# Quoted passage
▼

Zulip Chat Archive

Stream: general

Topic: Authors:


Scott Morrison (Mar 18 2021 at 06:46):

I noticed lots of variations in the Authors: line:

  • sometimes Authors: , sometimes Author:
  • sometimes and instead of ,
  • sometimes a trailing .
  • sometimes variable spacing

I could easy normalize all these with a few greps. Waste of time or useful cleanup? First to answer gets to decide.

Damiano Testa (Mar 18 2021 at 07:26):

I like Author: [1]. if it is only one. Otherwise, my preference would be Authors: [1], [2],..., [n-1] and [n].!

Damiano Testa (Mar 18 2021 at 07:27):

(I was quite tense, while answering, wondering if someone else would beat me to set the golden standard for the Authors tab.)

Johan Commelin (Mar 18 2021 at 07:29):

I think we should standardize and lint against it. The format should preferably be easy to parse by a script.

Johan Commelin (Mar 18 2021 at 07:30):

Damiano's proposal is the best from a natural language point of view, but of course it means that scripts will need to consider some edge cases

Damiano Testa (Mar 18 2021 at 07:31):

I would also be happy removing the and in the multiple authors case. I still feel that the singular/plural distinction is nice, though.

▲

# Requirement A
Output the part of the chat thread from "I like Author: [1]." up to and including "by a script.", word for word.
# Requirement B
Return the entries verbatim, starting with their first line and continuing up to and including the line with "y-tick-label: 125 bbox=[114, 165, 209, 223]".
The chat thread and the entries have no connection to each other.

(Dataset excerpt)
▼

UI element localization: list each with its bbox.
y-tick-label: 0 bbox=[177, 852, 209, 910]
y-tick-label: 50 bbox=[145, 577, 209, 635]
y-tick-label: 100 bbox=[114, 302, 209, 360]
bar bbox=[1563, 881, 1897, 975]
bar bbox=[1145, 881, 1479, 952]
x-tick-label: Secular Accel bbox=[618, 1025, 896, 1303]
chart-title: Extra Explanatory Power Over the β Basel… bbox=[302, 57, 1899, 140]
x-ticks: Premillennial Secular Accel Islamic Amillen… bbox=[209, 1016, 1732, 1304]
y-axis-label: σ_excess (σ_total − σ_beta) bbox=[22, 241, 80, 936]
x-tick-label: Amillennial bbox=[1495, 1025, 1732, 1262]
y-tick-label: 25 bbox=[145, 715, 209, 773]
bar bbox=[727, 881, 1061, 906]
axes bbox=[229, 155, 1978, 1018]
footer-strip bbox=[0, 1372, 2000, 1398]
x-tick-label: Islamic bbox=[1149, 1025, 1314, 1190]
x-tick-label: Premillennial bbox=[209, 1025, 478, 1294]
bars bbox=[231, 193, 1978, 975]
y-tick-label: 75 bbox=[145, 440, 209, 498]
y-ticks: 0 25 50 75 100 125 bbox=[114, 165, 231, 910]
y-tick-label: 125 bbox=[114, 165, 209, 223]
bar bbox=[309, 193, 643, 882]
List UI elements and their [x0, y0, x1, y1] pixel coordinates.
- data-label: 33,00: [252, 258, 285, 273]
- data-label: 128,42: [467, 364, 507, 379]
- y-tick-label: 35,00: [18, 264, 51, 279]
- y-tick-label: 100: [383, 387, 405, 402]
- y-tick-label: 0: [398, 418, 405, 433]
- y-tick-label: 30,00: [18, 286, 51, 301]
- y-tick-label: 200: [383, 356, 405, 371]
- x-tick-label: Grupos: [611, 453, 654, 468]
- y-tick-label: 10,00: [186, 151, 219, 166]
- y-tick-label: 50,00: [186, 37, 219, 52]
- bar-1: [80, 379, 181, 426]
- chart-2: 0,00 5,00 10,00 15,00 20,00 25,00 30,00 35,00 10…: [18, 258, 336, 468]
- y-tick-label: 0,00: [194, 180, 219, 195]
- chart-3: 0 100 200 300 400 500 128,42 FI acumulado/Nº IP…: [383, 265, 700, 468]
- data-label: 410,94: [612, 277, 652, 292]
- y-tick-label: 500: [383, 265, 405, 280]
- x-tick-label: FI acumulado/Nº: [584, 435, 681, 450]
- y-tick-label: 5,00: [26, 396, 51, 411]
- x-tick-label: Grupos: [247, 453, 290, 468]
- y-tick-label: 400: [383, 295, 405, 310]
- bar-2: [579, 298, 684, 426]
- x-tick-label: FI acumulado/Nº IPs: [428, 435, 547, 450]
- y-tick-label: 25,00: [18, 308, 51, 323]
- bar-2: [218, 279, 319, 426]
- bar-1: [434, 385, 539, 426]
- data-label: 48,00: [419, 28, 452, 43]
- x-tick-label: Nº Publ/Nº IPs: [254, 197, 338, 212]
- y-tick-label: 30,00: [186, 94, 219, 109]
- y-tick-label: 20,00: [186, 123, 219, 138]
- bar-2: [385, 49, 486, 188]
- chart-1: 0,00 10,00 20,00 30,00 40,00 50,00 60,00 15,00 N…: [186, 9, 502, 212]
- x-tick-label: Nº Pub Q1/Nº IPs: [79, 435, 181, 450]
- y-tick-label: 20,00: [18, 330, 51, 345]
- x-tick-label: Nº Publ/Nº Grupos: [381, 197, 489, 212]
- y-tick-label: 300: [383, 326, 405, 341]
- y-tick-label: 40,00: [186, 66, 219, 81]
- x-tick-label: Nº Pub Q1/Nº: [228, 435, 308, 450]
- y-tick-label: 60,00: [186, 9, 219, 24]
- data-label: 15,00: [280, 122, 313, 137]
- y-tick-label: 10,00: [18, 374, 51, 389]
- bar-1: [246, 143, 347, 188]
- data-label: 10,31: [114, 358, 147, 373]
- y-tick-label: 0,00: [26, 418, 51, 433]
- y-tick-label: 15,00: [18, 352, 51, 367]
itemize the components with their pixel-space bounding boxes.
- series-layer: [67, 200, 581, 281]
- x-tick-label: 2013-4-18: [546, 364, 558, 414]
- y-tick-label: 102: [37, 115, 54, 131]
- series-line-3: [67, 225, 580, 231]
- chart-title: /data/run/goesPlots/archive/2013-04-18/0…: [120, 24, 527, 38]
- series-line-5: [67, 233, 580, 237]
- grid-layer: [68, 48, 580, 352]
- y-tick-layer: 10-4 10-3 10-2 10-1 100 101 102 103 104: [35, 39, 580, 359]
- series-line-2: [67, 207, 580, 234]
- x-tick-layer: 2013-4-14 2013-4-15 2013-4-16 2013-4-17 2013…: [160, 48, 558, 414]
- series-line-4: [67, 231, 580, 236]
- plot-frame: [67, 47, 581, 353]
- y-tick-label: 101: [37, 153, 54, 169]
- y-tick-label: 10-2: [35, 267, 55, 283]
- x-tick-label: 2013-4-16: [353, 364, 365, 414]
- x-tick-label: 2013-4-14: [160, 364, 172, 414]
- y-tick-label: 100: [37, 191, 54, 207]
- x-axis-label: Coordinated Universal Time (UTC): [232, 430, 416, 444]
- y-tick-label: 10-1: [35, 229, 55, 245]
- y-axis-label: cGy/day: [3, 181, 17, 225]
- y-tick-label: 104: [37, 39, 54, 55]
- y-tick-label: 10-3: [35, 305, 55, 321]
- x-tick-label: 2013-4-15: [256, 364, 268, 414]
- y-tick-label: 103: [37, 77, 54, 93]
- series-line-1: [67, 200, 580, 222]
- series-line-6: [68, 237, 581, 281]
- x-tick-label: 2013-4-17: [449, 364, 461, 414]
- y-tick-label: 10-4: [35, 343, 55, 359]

▲

# Result A
I like Author: [1]. if it is only one. Otherwise, my preference would be Authors: [1], [2],..., [n-1] and [n].!

Damiano Testa (Mar 18 2021 at 07:27):

(I was quite tense, while answering, wondering if someone else would beat me to set the golden standard for the Authors tab.)

Johan Commelin (Mar 18 2021 at 07:29):

I think we should standardize and lint against it. The format should preferably be easy to parse by a script.

# Result B
UI element localization: list each with its bbox.
y-tick-label: 0 bbox=[177, 852, 209, 910]
y-tick-label: 50 bbox=[145, 577, 209, 635]
y-tick-label: 100 bbox=[114, 302, 209, 360]
bar bbox=[1563, 881, 1897, 975]
bar bbox=[1145, 881, 1479, 952]
x-tick-label: Secular Accel bbox=[618, 1025, 896, 1303]
chart-title: Extra Explanatory Power Over the β Basel… bbox=[302, 57, 1899, 140]
x-ticks: Premillennial Secular Accel Islamic Amillen… bbox=[209, 1016, 1732, 1304]
y-axis-label: σ_excess (σ_total − σ_beta) bbox=[22, 241, 80, 936]
x-tick-label: Amillennial bbox=[1495, 1025, 1732, 1262]
y-tick-label: 25 bbox=[145, 715, 209, 773]
bar bbox=[727, 881, 1061, 906]
axes bbox=[229, 155, 1978, 1018]
footer-strip bbox=[0, 1372, 2000, 1398]
x-tick-label: Islamic bbox=[1149, 1025, 1314, 1190]
x-tick-label: Premillennial bbox=[209, 1025, 478, 1294]
bars bbox=[231, 193, 1978, 975]
y-tick-label: 75 bbox=[145, 440, 209, 498]
y-ticks: 0 25 50 75 100 125 bbox=[114, 165, 231, 910]
y-tick-label: 125 bbox=[114, 165, 209, 223]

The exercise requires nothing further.